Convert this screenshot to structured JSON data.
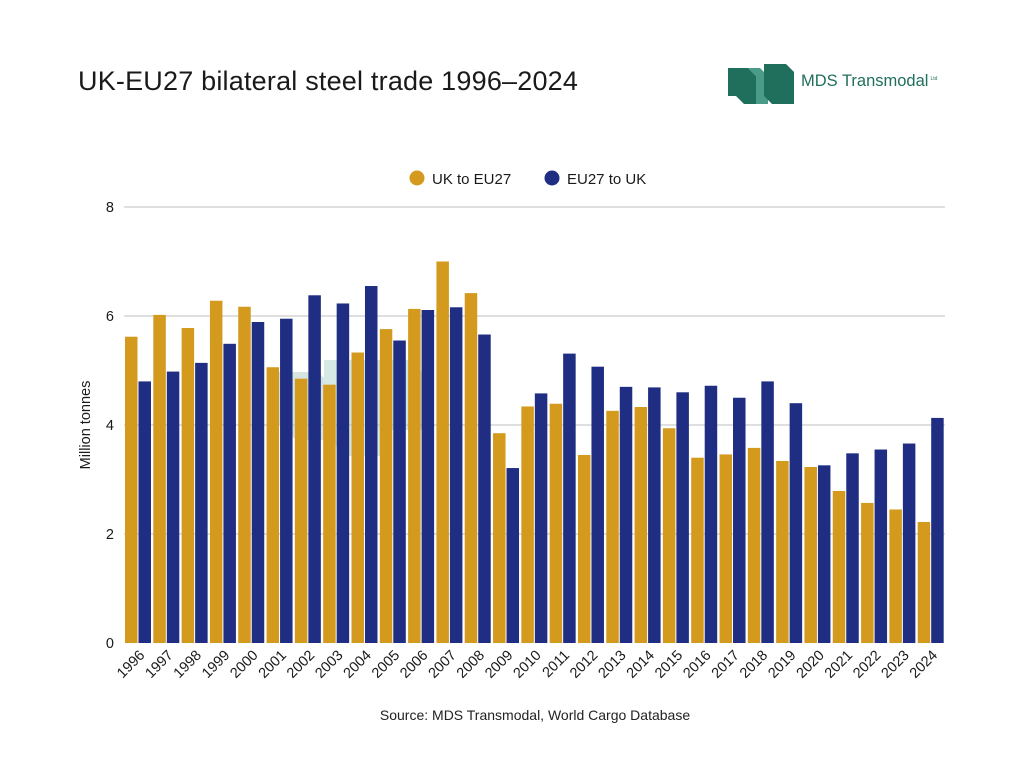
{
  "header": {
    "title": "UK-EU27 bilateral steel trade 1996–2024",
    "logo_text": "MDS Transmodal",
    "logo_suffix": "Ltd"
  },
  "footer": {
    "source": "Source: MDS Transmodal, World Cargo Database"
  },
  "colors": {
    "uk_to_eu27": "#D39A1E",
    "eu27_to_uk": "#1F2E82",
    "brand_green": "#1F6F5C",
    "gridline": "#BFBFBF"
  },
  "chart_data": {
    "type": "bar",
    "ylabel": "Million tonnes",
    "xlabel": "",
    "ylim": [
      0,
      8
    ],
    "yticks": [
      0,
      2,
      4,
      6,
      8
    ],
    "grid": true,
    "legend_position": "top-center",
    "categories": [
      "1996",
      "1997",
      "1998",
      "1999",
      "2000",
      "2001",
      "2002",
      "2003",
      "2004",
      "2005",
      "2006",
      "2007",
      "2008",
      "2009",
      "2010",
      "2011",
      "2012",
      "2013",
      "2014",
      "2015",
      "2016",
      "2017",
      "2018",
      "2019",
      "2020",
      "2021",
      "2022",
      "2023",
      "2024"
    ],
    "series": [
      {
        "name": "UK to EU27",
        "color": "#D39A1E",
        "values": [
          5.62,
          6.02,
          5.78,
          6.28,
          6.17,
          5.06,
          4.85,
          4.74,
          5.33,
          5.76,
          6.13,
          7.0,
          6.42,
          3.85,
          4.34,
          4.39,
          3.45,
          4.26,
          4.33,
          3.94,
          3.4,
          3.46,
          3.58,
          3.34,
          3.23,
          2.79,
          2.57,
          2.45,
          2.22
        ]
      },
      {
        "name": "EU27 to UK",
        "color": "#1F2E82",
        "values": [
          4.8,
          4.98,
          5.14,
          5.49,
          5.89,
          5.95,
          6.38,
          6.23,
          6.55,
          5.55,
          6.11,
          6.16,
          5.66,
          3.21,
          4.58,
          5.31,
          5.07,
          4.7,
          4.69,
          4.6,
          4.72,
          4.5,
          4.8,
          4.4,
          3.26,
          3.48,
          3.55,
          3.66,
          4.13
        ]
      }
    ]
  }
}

● ● ● ● ● ● ●

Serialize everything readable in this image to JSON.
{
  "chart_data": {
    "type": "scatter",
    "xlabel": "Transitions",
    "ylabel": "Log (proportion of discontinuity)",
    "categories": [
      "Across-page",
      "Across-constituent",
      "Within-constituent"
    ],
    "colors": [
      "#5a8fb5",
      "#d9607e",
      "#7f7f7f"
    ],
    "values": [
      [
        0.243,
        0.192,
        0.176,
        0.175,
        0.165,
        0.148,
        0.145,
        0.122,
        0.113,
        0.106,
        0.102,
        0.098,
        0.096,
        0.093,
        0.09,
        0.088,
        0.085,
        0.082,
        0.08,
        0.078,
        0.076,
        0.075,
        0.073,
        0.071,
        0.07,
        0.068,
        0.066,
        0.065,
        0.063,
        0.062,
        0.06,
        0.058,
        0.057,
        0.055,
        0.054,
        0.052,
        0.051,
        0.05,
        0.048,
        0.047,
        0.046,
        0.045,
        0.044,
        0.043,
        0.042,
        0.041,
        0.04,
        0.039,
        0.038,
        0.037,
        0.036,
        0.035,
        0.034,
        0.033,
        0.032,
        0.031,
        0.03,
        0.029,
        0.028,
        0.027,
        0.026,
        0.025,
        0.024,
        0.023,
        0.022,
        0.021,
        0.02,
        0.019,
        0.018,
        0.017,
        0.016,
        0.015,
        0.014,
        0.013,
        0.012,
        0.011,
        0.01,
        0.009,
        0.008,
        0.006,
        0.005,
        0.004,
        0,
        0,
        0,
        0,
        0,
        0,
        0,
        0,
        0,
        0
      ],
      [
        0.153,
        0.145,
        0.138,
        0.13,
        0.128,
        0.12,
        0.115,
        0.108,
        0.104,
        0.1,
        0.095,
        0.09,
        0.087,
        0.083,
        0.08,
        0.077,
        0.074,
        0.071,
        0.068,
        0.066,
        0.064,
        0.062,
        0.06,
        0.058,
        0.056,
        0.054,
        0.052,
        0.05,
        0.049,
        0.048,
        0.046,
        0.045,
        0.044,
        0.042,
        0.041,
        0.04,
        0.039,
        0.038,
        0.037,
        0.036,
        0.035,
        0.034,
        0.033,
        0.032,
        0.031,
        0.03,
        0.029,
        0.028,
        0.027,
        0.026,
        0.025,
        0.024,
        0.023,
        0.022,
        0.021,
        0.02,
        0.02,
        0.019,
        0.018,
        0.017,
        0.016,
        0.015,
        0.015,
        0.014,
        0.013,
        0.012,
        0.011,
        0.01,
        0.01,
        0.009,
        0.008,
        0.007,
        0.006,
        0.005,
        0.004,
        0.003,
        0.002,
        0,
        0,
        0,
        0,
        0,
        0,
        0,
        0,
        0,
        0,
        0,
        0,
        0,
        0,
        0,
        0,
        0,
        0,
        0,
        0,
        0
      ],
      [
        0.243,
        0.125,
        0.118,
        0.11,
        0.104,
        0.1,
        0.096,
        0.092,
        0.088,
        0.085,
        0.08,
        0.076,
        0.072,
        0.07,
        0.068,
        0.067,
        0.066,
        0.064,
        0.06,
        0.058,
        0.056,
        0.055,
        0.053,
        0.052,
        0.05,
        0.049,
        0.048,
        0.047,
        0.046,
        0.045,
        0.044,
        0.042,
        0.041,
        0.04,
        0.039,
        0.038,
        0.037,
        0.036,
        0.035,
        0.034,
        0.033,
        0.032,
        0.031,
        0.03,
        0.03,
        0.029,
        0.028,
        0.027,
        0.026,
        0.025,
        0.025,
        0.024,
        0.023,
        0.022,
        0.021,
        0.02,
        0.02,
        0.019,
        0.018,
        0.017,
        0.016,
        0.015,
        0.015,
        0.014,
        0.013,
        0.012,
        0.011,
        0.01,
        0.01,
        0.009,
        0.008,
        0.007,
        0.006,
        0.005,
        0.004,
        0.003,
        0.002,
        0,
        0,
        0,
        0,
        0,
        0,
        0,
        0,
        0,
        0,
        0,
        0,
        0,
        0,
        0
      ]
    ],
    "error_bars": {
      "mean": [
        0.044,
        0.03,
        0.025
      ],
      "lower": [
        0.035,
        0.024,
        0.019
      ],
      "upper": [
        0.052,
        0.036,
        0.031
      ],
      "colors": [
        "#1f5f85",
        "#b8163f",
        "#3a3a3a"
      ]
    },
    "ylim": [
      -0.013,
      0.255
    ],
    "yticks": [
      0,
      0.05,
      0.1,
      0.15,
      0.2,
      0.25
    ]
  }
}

● ● ● ● ● ● ●

DESCRIPTION OF THE TASK.
Scan the data above and copy every line with "JSON" in it.

ANSWER FOR THE TASK.
Convert this screenshot to structured JSON data.
Serialize everything readable in this image to JSON.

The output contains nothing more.